— Material for the task —
--

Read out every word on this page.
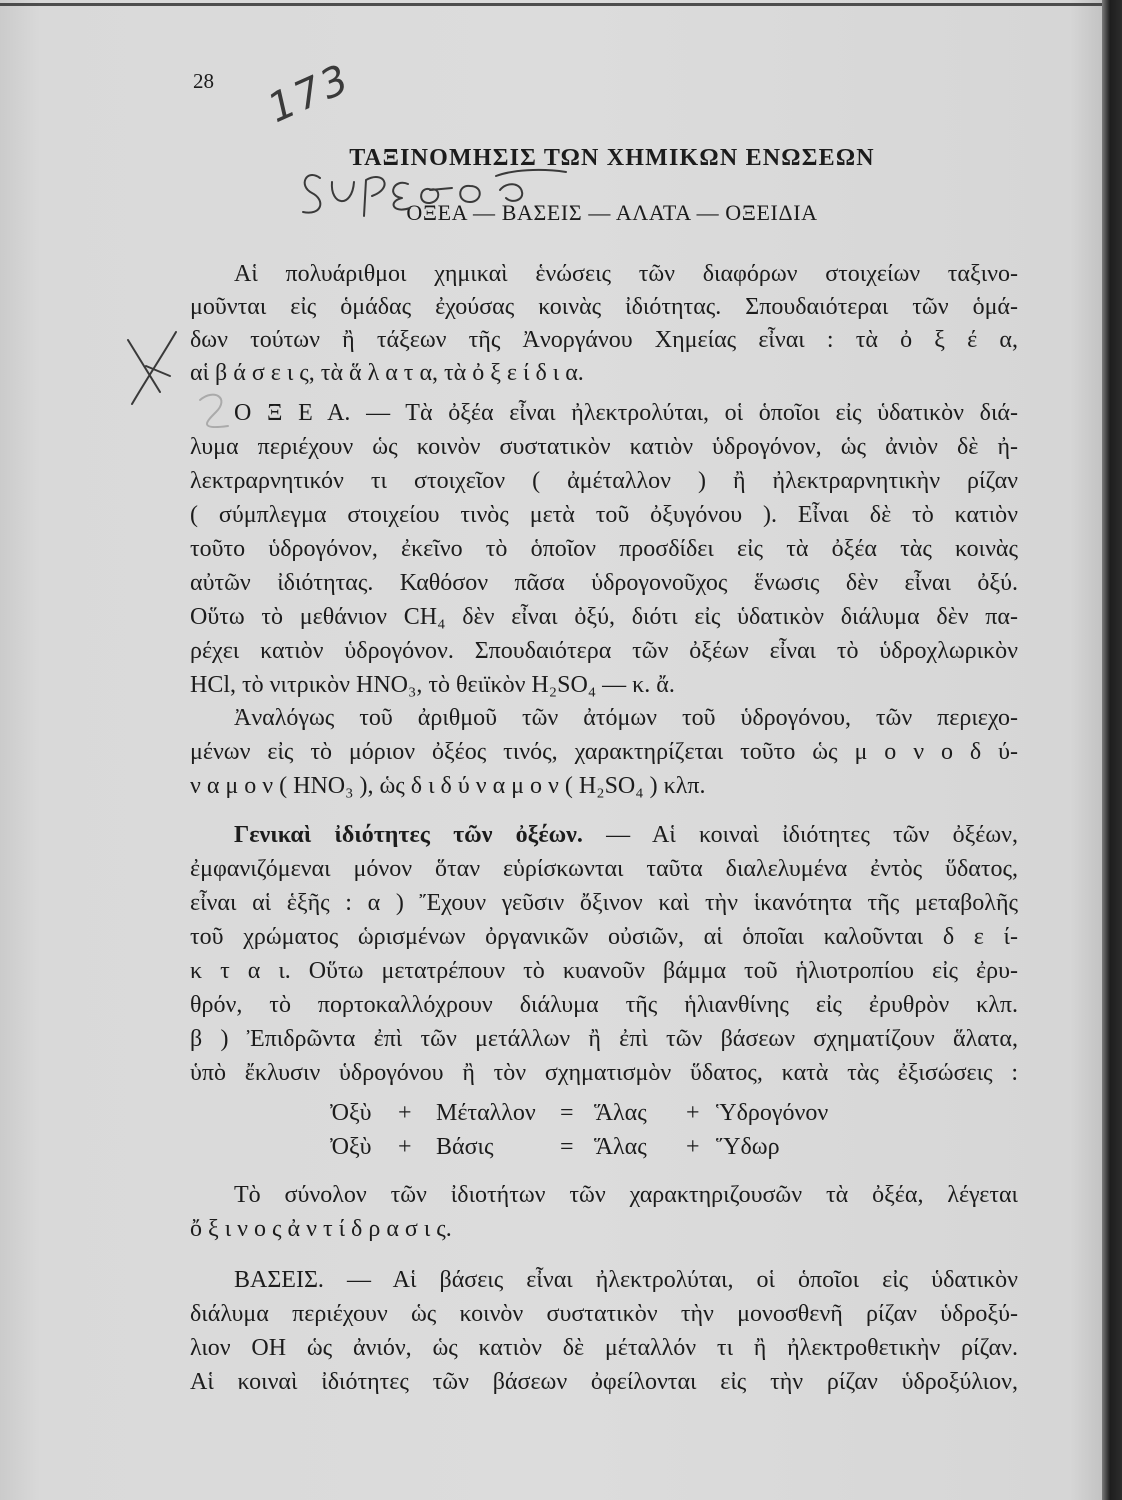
28 173
ΤΑΞΙΝΟΜΗΣΙΣ ΤΩΝ ΧΗΜΙΚΩΝ ΕΝΩΣΕΩΝ
ΟΞΕΑ — ΒΑΣΕΙΣ — ΑΛΑΤΑ — ΟΞΕΙΔΙΑ
Αἱ πολυάριθμοι χημικαὶ ἑνώσεις τῶν διαφόρων στοιχείων ταξινο-
μοῦνται εἰς ὁμάδας ἐχούσας κοινὰς ἰδιότητας. Σπουδαιότεραι τῶν ὁμά-
δων τούτων ἢ τάξεων τῆς Ἀνοργάνου Χημείας εἶναι : τὰ ὀ ξ έ α,
αἱ β ά σ ε ι ς, τὰ ἅ λ α τ α, τὰ ὀ ξ ε ί δ ι α.
Ο Ξ Ε Α. — Τὰ ὀξέα εἶναι ἠλεκτρολύται, οἱ ὁποῖοι εἰς ὑδατικὸν διά-
λυμα περιέχουν ὡς κοινὸν συστατικὸν κατιὸν ὑδρογόνον, ὡς ἀνιὸν δὲ ἠ-
λεκτραρνητικόν τι στοιχεῖον ( ἀμέταλλον ) ἢ ἠλεκτραρνητικὴν ρίζαν
( σύμπλεγμα στοιχείου τινὸς μετὰ τοῦ ὀξυγόνου ). Εἶναι δὲ τὸ κατιὸν
τοῦτο ὑδρογόνον, ἐκεῖνο τὸ ὁποῖον προσδίδει εἰς τὰ ὀξέα τὰς κοινὰς
αὐτῶν ἰδιότητας. Καθόσον πᾶσα ὑδρογονοῦχος ἕνωσις δὲν εἶναι ὀξύ.
Οὕτω τὸ μεθάνιον CH₄ δὲν εἶναι ὀξύ, διότι εἰς ὑδατικὸν διάλυμα δὲν πα-
ρέχει κατιὸν ὑδρογόνον. Σπουδαιότερα τῶν ὀξέων εἶναι τὸ ὑδροχλωρικὸν
HCl, τὸ νιτρικὸν HNO₃, τὸ θειϊκὸν H₂SO₄ — κ. ἄ.
Ἀναλόγως τοῦ ἀριθμοῦ τῶν ἀτόμων τοῦ ὑδρογόνου, τῶν περιεχο-
μένων εἰς τὸ μόριον ὀξέος τινός, χαρακτηρίζεται τοῦτο ὡς μ ο ν ο δ ύ-
ν α μ ο ν ( HNO₃ ), ὡς δ ι δ ύ ν α μ ο ν ( H₂SO₄ ) κλπ.
Γενικαὶ ἰδιότητες τῶν ὀξέων. — Αἱ κοιναὶ ἰδιότητες τῶν ὀξέων,
ἐμφανιζόμεναι μόνον ὅταν εὑρίσκωνται ταῦτα διαλελυμένα ἐντὸς ὕδατος,
εἶναι αἱ ἑξῆς : α ) Ἔχουν γεῦσιν ὄξινον καὶ τὴν ἱκανότητα τῆς μεταβολῆς
τοῦ χρώματος ὡρισμένων ὀργανικῶν οὐσιῶν, αἱ ὁποῖαι καλοῦνται δ ε ί-
κ τ α ι. Οὕτω μετατρέπουν τὸ κυανοῦν βάμμα τοῦ ἡλιοτροπίου εἰς ἐρυ-
θρόν, τὸ πορτοκαλλόχρουν διάλυμα τῆς ἡλιανθίνης εἰς ἐρυθρὸν κλπ.
β ) Ἐπιδρῶντα ἐπὶ τῶν μετάλλων ἢ ἐπὶ τῶν βάσεων σχηματίζουν ἅλατα,
ὑπὸ ἔκλυσιν ὑδρογόνου ἢ τὸν σχηματισμὸν ὕδατος, κατὰ τὰς ἐξισώσεις :
Ὀξὺ	+	Μέταλλον	= Ἅλας	+ Ὑδρογόνον
Ὀξὺ	+	Βάσις	= Ἅλας	+ Ὕδωρ
Τὸ σύνολον τῶν ἰδιοτήτων τῶν χαρακτηριζουσῶν τὰ ὀξέα, λέγεται
ὄ ξ ι ν ο ς ἀ ν τ ί δ ρ α σ ι ς.
ΒΑΣΕΙΣ. — Αἱ βάσεις εἶναι ἠλεκτρολύται, οἱ ὁποῖοι εἰς ὑδατικὸν
διάλυμα περιέχουν ὡς κοινὸν συστατικὸν τὴν μονοσθενῆ ρίζαν ὑδροξύ-
λιον OH ὡς ἀνιόν, ὡς κατιὸν δὲ μέταλλόν τι ἢ ἠλεκτροθετικὴν ρίζαν.
Αἱ κοιναὶ ἰδιότητες τῶν βάσεων ὀφείλονται εἰς τὴν ρίζαν ὑδροξύλιον,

--

— Short exercise —
Restate the entire listing word for word, excluding pictures.

— Response for this exercise —
Read out every word on this page.
28 173
ΤΑΞΙΝΟΜΗΣΙΣ ΤΩΝ ΧΗΜΙΚΩΝ ΕΝΩΣΕΩΝ
ΟΞΕΑ — ΒΑΣΕΙΣ — ΑΛΑΤΑ — ΟΞΕΙΔΙΑ
Αἱ πολυάριθμοι χημικαὶ ἑνώσεις τῶν διαφόρων στοιχείων ταξινο-
μοῦνται εἰς ὁμάδας ἐχούσας κοινὰς ἰδιότητας. Σπουδαιότεραι τῶν ὁμά-
δων τούτων ἢ τάξεων τῆς Ἀνοργάνου Χημείας εἶναι : τὰ ὀ ξ έ α,
αἱ β ά σ ε ι ς, τὰ ἅ λ α τ α, τὰ ὀ ξ ε ί δ ι α.
Ο Ξ Ε Α. — Τὰ ὀξέα εἶναι ἠλεκτρολύται, οἱ ὁποῖοι εἰς ὑδατικὸν διά-
λυμα περιέχουν ὡς κοινὸν συστατικὸν κατιὸν ὑδρογόνον, ὡς ἀνιὸν δὲ ἠ-
λεκτραρνητικόν τι στοιχεῖον ( ἀμέταλλον ) ἢ ἠλεκτραρνητικὴν ρίζαν
( σύμπλεγμα στοιχείου τινὸς μετὰ τοῦ ὀξυγόνου ). Εἶναι δὲ τὸ κατιὸν
τοῦτο ὑδρογόνον, ἐκεῖνο τὸ ὁποῖον προσδίδει εἰς τὰ ὀξέα τὰς κοινὰς
αὐτῶν ἰδιότητας. Καθόσον πᾶσα ὑδρογονοῦχος ἕνωσις δὲν εἶναι ὀξύ.
Οὕτω τὸ μεθάνιον CH₄ δὲν εἶναι ὀξύ, διότι εἰς ὑδατικὸν διάλυμα δὲν πα-
ρέχει κατιὸν ὑδρογόνον. Σπουδαιότερα τῶν ὀξέων εἶναι τὸ ὑδροχλωρικὸν
HCl, τὸ νιτρικὸν HNO₃, τὸ θειϊκὸν H₂SO₄ — κ. ἄ.
Ἀναλόγως τοῦ ἀριθμοῦ τῶν ἀτόμων τοῦ ὑδρογόνου, τῶν περιεχο-
μένων εἰς τὸ μόριον ὀξέος τινός, χαρακτηρίζεται τοῦτο ὡς μ ο ν ο δ ύ-
ν α μ ο ν ( HNO₃ ), ὡς δ ι δ ύ ν α μ ο ν ( H₂SO₄ ) κλπ.
Γενικαὶ ἰδιότητες τῶν ὀξέων. — Αἱ κοιναὶ ἰδιότητες τῶν ὀξέων,
ἐμφανιζόμεναι μόνον ὅταν εὑρίσκωνται ταῦτα διαλελυμένα ἐντὸς ὕδατος,
εἶναι αἱ ἑξῆς : α ) Ἔχουν γεῦσιν ὄξινον καὶ τὴν ἱκανότητα τῆς μεταβολῆς
τοῦ χρώματος ὡρισμένων ὀργανικῶν οὐσιῶν, αἱ ὁποῖαι καλοῦνται δ ε ί-
κ τ α ι. Οὕτω μετατρέπουν τὸ κυανοῦν βάμμα τοῦ ἡλιοτροπίου εἰς ἐρυ-
θρόν, τὸ πορτοκαλλόχρουν διάλυμα τῆς ἡλιανθίνης εἰς ἐρυθρὸν κλπ.
β ) Ἐπιδρῶντα ἐπὶ τῶν μετάλλων ἢ ἐπὶ τῶν βάσεων σχηματίζουν ἅλατα,
ὑπὸ ἔκλυσιν ὑδρογόνου ἢ τὸν σχηματισμὸν ὕδατος, κατὰ τὰς ἐξισώσεις :
Ὀξὺ	+	Μέταλλον	= Ἅλας	+ Ὑδρογόνον
Ὀξὺ	+	Βάσις	= Ἅλας	+ Ὕδωρ
Τὸ σύνολον τῶν ἰδιοτήτων τῶν χαρακτηριζουσῶν τὰ ὀξέα, λέγεται
ὄ ξ ι ν ο ς ἀ ν τ ί δ ρ α σ ι ς.
ΒΑΣΕΙΣ. — Αἱ βάσεις εἶναι ἠλεκτρολύται, οἱ ὁποῖοι εἰς ὑδατικὸν
διάλυμα περιέχουν ὡς κοινὸν συστατικὸν τὴν μονοσθενῆ ρίζαν ὑδροξύ-
λιον OH ὡς ἀνιόν, ὡς κατιὸν δὲ μέταλλόν τι ἢ ἠλεκτροθετικὴν ρίζαν.
Αἱ κοιναὶ ἰδιότητες τῶν βάσεων ὀφείλονται εἰς τὴν ρίζαν ὑδροξύλιον,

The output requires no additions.